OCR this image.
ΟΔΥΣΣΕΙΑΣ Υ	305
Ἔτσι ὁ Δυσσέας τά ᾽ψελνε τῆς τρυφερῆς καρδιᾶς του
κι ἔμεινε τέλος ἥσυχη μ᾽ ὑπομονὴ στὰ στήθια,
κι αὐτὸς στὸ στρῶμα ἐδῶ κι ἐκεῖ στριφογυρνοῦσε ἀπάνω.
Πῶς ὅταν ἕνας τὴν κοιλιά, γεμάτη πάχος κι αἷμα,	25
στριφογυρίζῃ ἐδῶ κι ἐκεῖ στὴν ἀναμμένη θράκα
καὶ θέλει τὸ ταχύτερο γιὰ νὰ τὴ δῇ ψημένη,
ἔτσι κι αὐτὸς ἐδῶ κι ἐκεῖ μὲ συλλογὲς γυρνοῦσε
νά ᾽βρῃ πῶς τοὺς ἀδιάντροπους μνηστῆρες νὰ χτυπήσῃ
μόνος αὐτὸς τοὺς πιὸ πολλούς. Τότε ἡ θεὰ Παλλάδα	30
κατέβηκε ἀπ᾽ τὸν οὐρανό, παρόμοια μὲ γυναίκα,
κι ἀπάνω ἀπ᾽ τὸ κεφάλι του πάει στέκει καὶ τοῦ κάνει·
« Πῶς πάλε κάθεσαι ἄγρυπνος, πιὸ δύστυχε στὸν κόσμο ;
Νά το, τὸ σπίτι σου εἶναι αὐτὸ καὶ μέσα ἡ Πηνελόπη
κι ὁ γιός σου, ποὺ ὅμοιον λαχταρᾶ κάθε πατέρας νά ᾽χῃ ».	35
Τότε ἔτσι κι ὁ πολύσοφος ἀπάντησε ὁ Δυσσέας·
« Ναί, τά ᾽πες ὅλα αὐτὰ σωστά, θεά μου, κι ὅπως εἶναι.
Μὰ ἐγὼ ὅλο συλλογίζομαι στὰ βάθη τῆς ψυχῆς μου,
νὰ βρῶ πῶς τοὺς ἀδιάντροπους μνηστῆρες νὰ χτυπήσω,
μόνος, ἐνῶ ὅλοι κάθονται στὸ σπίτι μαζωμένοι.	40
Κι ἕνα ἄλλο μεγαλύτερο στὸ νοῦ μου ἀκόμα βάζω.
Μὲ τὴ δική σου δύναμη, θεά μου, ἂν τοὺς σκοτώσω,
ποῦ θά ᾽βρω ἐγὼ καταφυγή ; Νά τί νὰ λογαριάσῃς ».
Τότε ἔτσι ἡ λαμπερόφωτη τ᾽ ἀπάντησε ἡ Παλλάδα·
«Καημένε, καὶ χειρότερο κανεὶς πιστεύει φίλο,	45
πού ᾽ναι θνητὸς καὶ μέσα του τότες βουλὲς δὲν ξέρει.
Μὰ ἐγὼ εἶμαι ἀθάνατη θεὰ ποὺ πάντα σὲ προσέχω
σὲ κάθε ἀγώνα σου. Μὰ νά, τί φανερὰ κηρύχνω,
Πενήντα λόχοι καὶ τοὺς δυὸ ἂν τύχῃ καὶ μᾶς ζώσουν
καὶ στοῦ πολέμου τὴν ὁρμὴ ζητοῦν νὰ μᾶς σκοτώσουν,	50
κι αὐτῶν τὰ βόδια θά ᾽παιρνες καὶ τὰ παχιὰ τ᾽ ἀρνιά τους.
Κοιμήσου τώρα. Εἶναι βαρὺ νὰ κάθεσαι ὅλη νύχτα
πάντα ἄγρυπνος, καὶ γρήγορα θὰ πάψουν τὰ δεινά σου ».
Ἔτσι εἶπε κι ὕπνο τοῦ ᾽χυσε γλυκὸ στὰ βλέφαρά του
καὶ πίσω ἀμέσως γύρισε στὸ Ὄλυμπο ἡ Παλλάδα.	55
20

# # #

Instructions to follow |
The lines above should be duplicated exactly.

Output below |
OCR this image.
ΟΔΥΣΣΕΙΑΣ Υ	305
Ἔτσι ὁ Δυσσέας τά ᾽ψελνε τῆς τρυφερῆς καρδιᾶς του
κι ἔμεινε τέλος ἥσυχη μ᾽ ὑπομονὴ στὰ στήθια,
κι αὐτὸς στὸ στρῶμα ἐδῶ κι ἐκεῖ στριφογυρνοῦσε ἀπάνω.
Πῶς ὅταν ἕνας τὴν κοιλιά, γεμάτη πάχος κι αἷμα,	25
στριφογυρίζῃ ἐδῶ κι ἐκεῖ στὴν ἀναμμένη θράκα
καὶ θέλει τὸ ταχύτερο γιὰ νὰ τὴ δῇ ψημένη,
ἔτσι κι αὐτὸς ἐδῶ κι ἐκεῖ μὲ συλλογὲς γυρνοῦσε
νά ᾽βρῃ πῶς τοὺς ἀδιάντροπους μνηστῆρες νὰ χτυπήσῃ
μόνος αὐτὸς τοὺς πιὸ πολλούς. Τότε ἡ θεὰ Παλλάδα	30
κατέβηκε ἀπ᾽ τὸν οὐρανό, παρόμοια μὲ γυναίκα,
κι ἀπάνω ἀπ᾽ τὸ κεφάλι του πάει στέκει καὶ τοῦ κάνει·
« Πῶς πάλε κάθεσαι ἄγρυπνος, πιὸ δύστυχε στὸν κόσμο ;
Νά το, τὸ σπίτι σου εἶναι αὐτὸ καὶ μέσα ἡ Πηνελόπη
κι ὁ γιός σου, ποὺ ὅμοιον λαχταρᾶ κάθε πατέρας νά ᾽χῃ ».	35
Τότε ἔτσι κι ὁ πολύσοφος ἀπάντησε ὁ Δυσσέας·
« Ναί, τά ᾽πες ὅλα αὐτὰ σωστά, θεά μου, κι ὅπως εἶναι.
Μὰ ἐγὼ ὅλο συλλογίζομαι στὰ βάθη τῆς ψυχῆς μου,
νὰ βρῶ πῶς τοὺς ἀδιάντροπους μνηστῆρες νὰ χτυπήσω,
μόνος, ἐνῶ ὅλοι κάθονται στὸ σπίτι μαζωμένοι.	40
Κι ἕνα ἄλλο μεγαλύτερο στὸ νοῦ μου ἀκόμα βάζω.
Μὲ τὴ δική σου δύναμη, θεά μου, ἂν τοὺς σκοτώσω,
ποῦ θά ᾽βρω ἐγὼ καταφυγή ; Νά τί νὰ λογαριάσῃς ».
Τότε ἔτσι ἡ λαμπερόφωτη τ᾽ ἀπάντησε ἡ Παλλάδα·
«Καημένε, καὶ χειρότερο κανεὶς πιστεύει φίλο,	45
πού ᾽ναι θνητὸς καὶ μέσα του τότες βουλὲς δὲν ξέρει.
Μὰ ἐγὼ εἶμαι ἀθάνατη θεὰ ποὺ πάντα σὲ προσέχω
σὲ κάθε ἀγώνα σου. Μὰ νά, τί φανερὰ κηρύχνω,
Πενήντα λόχοι καὶ τοὺς δυὸ ἂν τύχῃ καὶ μᾶς ζώσουν
καὶ στοῦ πολέμου τὴν ὁρμὴ ζητοῦν νὰ μᾶς σκοτώσουν,	50
κι αὐτῶν τὰ βόδια θά ᾽παιρνες καὶ τὰ παχιὰ τ᾽ ἀρνιά τους.
Κοιμήσου τώρα. Εἶναι βαρὺ νὰ κάθεσαι ὅλη νύχτα
πάντα ἄγρυπνος, καὶ γρήγορα θὰ πάψουν τὰ δεινά σου ».
Ἔτσι εἶπε κι ὕπνο τοῦ ᾽χυσε γλυκὸ στὰ βλέφαρά του
καὶ πίσω ἀμέσως γύρισε στὸ Ὄλυμπο ἡ Παλλάδα.	55
20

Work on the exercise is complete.